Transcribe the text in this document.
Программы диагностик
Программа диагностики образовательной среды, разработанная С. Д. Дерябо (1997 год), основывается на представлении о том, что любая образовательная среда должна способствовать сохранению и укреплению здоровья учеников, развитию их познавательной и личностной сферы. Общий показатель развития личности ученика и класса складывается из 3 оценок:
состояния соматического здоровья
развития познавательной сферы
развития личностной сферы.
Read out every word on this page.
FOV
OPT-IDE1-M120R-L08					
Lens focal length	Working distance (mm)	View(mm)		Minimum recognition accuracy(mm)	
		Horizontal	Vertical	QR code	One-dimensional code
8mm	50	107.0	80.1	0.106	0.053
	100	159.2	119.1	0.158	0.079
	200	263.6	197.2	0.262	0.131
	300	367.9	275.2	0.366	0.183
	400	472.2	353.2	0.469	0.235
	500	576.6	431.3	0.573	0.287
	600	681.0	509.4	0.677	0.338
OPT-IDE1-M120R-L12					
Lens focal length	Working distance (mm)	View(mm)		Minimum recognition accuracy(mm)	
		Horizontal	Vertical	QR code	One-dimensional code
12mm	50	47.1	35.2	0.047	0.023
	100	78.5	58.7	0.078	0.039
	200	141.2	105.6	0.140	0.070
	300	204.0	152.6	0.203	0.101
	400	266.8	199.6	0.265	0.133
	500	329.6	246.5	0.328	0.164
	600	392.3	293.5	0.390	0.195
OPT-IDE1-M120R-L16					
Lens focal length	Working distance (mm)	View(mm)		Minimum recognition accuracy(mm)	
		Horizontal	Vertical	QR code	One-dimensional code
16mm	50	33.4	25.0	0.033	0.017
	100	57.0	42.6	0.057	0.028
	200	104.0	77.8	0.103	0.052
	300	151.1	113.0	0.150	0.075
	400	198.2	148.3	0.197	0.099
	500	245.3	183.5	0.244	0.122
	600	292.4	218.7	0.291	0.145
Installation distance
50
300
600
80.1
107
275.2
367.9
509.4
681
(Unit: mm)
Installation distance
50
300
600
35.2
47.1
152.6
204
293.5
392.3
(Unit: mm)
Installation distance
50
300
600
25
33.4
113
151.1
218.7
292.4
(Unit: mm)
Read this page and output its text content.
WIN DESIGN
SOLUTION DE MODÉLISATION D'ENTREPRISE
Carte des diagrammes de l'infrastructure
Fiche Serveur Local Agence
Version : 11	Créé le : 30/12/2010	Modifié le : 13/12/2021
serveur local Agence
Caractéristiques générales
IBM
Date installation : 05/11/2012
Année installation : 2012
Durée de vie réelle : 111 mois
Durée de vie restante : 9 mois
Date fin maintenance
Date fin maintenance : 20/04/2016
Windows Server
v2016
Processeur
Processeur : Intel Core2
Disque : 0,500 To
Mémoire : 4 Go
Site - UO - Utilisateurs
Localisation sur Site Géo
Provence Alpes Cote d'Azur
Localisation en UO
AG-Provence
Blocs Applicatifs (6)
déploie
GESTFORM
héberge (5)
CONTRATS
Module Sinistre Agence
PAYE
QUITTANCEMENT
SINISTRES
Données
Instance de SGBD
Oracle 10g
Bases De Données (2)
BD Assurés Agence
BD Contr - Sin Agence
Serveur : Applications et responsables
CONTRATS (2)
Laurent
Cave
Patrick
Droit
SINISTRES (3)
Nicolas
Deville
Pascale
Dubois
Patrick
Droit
○ ○ ○ ○
Your task is to repeat each line of the material exactly.

Transcribe the text in this document.
Программы диагностик
Программа диагностики образовательной среды, разработанная С. Д. Дерябо (1997 год), основывается на представлении о том, что любая образовательная среда должна способствовать сохранению и укреплению здоровья учеников, развитию их познавательной и личностной сферы. Общий показатель развития личности ученика и класса складывается из 3 оценок:
состояния соматического здоровья
развития познавательной сферы
развития личностной сферы.
Read out every word on this page.
FOV
OPT-IDE1-M120R-L08					
Lens focal length	Working distance (mm)	View(mm)		Minimum recognition accuracy(mm)	
		Horizontal	Vertical	QR code	One-dimensional code
8mm	50	107.0	80.1	0.106	0.053
	100	159.2	119.1	0.158	0.079
	200	263.6	197.2	0.262	0.131
	300	367.9	275.2	0.366	0.183
	400	472.2	353.2	0.469	0.235
	500	576.6	431.3	0.573	0.287
	600	681.0	509.4	0.677	0.338
OPT-IDE1-M120R-L12					
Lens focal length	Working distance (mm)	View(mm)		Minimum recognition accuracy(mm)	
		Horizontal	Vertical	QR code	One-dimensional code
12mm	50	47.1	35.2	0.047	0.023
	100	78.5	58.7	0.078	0.039
	200	141.2	105.6	0.140	0.070
	300	204.0	152.6	0.203	0.101
	400	266.8	199.6	0.265	0.133
	500	329.6	246.5	0.328	0.164
	600	392.3	293.5	0.390	0.195
OPT-IDE1-M120R-L16					
Lens focal length	Working distance (mm)	View(mm)		Minimum recognition accuracy(mm)	
		Horizontal	Vertical	QR code	One-dimensional code
16mm	50	33.4	25.0	0.033	0.017
	100	57.0	42.6	0.057	0.028
	200	104.0	77.8	0.103	0.052
	300	151.1	113.0	0.150	0.075
	400	198.2	148.3	0.197	0.099
	500	245.3	183.5	0.244	0.122
	600	292.4	218.7	0.291	0.145
Installation distance
50
300
600
80.1
107
275.2
367.9
509.4
681
(Unit: mm)
Installation distance
50
300
600
35.2
47.1
152.6
204
293.5
392.3
(Unit: mm)
Installation distance
50
300
600
25
33.4
113
151.1
218.7
292.4
(Unit: mm)
Read this page and output its text content.
WIN DESIGN
SOLUTION DE MODÉLISATION D'ENTREPRISE
Carte des diagrammes de l'infrastructure
Fiche Serveur Local Agence
Version : 11	Créé le : 30/12/2010	Modifié le : 13/12/2021
serveur local Agence
Caractéristiques générales
IBM
Date installation : 05/11/2012
Année installation : 2012
Durée de vie réelle : 111 mois
Durée de vie restante : 9 mois
Date fin maintenance
Date fin maintenance : 20/04/2016
Windows Server
v2016
Processeur
Processeur : Intel Core2
Disque : 0,500 To
Mémoire : 4 Go
Site - UO - Utilisateurs
Localisation sur Site Géo
Provence Alpes Cote d'Azur
Localisation en UO
AG-Provence
Blocs Applicatifs (6)
déploie
GESTFORM
héberge (5)
CONTRATS
Module Sinistre Agence
PAYE
QUITTANCEMENT
SINISTRES
Données
Instance de SGBD
Oracle 10g
Bases De Données (2)
BD Assurés Agence
BD Contr - Sin Agence
Serveur : Applications et responsables
CONTRATS (2)
Laurent
Cave
Patrick
Droit
SINISTRES (3)
Nicolas
Deville
Pascale
Dubois
Patrick
Droit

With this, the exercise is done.